Task prompt
Look through the records and copy every line in which "itself" appears.

Materials provided

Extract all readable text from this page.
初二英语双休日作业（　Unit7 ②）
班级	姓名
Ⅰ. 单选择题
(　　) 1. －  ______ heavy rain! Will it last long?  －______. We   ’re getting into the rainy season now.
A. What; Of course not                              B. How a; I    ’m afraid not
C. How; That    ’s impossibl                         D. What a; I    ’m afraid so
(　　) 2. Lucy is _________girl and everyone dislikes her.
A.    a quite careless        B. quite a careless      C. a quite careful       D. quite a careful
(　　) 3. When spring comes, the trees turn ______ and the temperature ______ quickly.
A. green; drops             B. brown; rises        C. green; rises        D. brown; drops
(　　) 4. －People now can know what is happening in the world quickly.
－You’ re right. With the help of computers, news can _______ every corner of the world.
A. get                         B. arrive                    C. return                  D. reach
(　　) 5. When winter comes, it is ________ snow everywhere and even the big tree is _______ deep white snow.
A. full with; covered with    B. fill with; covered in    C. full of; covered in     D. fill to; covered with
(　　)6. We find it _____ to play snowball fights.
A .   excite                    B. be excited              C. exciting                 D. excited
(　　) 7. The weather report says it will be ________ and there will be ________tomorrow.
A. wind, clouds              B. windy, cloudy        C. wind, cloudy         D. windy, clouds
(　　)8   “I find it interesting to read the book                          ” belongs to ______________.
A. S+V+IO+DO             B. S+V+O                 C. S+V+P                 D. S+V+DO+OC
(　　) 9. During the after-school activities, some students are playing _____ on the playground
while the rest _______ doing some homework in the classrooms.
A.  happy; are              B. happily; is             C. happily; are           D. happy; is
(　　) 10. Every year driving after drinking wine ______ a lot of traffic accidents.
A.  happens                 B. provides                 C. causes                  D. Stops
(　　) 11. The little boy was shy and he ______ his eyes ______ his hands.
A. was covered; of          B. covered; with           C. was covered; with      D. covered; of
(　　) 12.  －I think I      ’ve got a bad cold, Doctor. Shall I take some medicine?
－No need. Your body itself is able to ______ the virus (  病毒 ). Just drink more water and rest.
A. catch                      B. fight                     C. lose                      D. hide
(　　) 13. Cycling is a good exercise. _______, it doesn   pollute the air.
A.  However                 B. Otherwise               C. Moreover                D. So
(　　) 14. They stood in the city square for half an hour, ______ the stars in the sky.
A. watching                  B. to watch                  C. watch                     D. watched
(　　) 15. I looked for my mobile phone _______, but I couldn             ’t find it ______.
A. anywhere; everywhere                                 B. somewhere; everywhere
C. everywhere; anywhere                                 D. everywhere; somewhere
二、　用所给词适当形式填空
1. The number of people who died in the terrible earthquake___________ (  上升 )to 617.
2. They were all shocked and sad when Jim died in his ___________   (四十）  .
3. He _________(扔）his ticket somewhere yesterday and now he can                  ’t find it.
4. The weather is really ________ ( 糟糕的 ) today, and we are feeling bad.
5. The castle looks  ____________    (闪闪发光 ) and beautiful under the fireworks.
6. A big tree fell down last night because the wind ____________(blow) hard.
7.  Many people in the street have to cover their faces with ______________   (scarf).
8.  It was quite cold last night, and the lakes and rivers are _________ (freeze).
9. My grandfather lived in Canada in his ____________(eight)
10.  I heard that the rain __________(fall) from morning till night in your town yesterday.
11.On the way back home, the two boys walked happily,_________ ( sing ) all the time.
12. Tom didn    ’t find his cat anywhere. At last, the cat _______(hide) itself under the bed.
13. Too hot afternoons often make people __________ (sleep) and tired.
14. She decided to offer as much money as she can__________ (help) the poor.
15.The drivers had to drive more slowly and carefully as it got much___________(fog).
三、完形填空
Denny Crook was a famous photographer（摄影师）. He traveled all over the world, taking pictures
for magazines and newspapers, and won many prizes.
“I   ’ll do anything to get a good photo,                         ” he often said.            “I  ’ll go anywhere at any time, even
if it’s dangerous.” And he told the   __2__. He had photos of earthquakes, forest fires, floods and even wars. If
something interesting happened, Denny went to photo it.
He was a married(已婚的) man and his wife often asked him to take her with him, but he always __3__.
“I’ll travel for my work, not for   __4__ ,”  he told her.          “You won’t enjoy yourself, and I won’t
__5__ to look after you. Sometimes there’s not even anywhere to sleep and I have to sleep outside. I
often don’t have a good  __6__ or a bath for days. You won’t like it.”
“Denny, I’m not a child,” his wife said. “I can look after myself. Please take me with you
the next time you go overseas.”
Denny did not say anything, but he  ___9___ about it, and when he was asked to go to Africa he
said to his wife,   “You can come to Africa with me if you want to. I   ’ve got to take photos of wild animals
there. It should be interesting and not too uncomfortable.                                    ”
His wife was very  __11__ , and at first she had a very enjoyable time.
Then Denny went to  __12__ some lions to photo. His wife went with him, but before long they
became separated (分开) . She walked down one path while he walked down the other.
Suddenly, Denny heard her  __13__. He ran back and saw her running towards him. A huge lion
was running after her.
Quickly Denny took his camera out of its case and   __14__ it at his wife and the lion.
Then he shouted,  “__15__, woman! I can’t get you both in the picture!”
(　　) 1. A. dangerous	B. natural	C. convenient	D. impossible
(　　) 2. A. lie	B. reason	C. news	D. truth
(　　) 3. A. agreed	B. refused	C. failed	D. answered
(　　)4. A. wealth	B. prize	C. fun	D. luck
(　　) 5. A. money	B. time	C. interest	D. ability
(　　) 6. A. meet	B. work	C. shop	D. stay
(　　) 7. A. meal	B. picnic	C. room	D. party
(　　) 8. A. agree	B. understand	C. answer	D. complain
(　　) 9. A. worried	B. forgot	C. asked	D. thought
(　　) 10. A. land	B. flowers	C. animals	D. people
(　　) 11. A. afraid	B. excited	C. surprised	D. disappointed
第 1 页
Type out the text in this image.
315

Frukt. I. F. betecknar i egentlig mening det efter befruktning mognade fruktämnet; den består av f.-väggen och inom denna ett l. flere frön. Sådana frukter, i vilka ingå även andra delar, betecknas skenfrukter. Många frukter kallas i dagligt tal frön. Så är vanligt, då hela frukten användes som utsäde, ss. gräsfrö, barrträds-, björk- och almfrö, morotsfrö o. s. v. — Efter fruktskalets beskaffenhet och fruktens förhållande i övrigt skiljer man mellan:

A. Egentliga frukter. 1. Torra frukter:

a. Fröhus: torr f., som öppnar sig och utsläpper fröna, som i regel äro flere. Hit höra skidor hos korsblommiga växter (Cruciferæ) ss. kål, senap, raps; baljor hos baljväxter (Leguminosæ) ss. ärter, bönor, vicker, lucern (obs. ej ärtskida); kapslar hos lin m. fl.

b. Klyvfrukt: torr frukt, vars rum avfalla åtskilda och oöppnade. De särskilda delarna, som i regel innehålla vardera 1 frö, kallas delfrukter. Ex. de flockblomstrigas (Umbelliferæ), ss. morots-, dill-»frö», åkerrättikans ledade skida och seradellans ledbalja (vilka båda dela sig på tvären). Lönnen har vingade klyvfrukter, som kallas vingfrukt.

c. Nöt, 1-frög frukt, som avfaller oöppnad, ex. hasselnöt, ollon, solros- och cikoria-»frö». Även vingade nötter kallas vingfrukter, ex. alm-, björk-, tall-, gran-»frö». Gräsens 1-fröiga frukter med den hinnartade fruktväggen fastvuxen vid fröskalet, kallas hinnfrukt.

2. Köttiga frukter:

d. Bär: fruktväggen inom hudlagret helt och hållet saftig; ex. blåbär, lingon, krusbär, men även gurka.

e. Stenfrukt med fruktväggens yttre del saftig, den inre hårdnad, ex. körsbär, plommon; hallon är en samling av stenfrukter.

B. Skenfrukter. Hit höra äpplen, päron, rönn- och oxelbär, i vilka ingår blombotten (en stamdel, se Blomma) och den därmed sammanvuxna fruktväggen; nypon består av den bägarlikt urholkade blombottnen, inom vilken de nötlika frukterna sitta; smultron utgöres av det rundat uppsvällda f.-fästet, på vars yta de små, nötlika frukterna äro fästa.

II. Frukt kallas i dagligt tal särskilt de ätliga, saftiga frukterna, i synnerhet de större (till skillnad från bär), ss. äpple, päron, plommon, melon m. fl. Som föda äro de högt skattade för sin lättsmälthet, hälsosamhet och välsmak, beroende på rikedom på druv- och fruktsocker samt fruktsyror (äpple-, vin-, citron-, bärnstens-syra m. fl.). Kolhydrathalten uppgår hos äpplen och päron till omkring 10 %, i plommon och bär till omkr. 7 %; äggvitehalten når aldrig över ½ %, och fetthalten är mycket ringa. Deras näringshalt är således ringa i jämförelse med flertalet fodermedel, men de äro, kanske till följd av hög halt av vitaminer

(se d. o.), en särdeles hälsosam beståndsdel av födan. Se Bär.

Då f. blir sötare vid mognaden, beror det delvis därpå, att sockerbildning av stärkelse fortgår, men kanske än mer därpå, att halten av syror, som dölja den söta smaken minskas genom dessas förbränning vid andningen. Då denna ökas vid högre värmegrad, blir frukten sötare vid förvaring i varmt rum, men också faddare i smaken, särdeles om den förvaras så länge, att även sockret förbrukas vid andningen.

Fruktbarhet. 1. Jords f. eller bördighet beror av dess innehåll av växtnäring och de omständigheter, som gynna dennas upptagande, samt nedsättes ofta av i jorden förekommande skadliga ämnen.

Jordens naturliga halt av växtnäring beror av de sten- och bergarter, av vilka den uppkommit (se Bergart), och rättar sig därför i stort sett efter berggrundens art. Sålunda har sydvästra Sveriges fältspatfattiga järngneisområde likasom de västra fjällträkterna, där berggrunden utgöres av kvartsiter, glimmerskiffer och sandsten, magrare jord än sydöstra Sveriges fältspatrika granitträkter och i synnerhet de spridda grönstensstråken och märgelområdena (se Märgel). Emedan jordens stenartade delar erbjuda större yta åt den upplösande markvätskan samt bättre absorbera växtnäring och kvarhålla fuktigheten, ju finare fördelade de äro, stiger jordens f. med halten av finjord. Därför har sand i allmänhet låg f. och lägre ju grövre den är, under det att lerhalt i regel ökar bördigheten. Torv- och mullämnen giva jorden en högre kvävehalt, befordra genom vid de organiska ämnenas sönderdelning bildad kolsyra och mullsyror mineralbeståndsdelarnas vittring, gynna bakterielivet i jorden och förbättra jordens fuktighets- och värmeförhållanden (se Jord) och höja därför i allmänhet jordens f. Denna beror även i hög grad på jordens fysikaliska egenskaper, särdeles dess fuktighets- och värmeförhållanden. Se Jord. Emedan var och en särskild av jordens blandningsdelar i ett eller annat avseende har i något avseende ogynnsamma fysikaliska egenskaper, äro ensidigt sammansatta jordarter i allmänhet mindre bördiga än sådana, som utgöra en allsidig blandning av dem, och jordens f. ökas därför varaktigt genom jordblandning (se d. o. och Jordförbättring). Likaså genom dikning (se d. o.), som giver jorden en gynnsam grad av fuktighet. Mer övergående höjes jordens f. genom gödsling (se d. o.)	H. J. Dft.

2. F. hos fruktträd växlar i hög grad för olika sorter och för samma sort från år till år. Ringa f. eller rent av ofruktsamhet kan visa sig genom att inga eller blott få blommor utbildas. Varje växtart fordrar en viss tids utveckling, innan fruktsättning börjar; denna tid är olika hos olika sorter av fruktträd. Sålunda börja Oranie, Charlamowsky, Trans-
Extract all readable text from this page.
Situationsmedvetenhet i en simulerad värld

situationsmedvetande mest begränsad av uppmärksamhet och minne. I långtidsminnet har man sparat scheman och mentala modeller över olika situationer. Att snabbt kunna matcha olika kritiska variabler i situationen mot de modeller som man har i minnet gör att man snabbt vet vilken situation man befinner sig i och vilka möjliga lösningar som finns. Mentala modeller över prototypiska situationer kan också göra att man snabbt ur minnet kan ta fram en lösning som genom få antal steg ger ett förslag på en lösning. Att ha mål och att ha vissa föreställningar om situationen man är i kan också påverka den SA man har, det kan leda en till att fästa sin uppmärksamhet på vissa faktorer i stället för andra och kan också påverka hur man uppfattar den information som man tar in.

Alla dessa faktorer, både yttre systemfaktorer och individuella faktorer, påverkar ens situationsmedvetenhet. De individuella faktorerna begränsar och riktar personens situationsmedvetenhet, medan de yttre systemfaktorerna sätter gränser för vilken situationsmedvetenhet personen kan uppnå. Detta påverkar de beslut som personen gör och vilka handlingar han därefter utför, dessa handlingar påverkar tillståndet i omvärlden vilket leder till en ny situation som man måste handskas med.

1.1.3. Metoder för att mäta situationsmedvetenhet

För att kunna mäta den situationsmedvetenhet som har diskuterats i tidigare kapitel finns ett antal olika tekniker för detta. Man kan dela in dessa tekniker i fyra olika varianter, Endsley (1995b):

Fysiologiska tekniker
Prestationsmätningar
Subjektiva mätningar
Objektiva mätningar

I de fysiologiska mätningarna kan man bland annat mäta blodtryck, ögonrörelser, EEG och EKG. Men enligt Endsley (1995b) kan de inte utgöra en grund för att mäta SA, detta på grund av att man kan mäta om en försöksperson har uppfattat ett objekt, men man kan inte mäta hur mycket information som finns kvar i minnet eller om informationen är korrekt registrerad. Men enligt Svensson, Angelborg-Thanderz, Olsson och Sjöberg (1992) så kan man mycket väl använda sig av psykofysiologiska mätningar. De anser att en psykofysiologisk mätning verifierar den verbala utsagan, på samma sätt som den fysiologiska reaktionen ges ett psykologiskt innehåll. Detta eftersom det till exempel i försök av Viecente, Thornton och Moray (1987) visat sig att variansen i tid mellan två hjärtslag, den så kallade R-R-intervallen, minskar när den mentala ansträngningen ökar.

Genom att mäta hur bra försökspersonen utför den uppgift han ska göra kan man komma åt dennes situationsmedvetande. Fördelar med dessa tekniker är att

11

Written answer
－No need. Your body itself is able to ______ the virus (  病毒 ). Just drink more water and rest.
12. Tom didn    ’t find his cat anywhere. At last, the cat _______(hide) itself under the bed.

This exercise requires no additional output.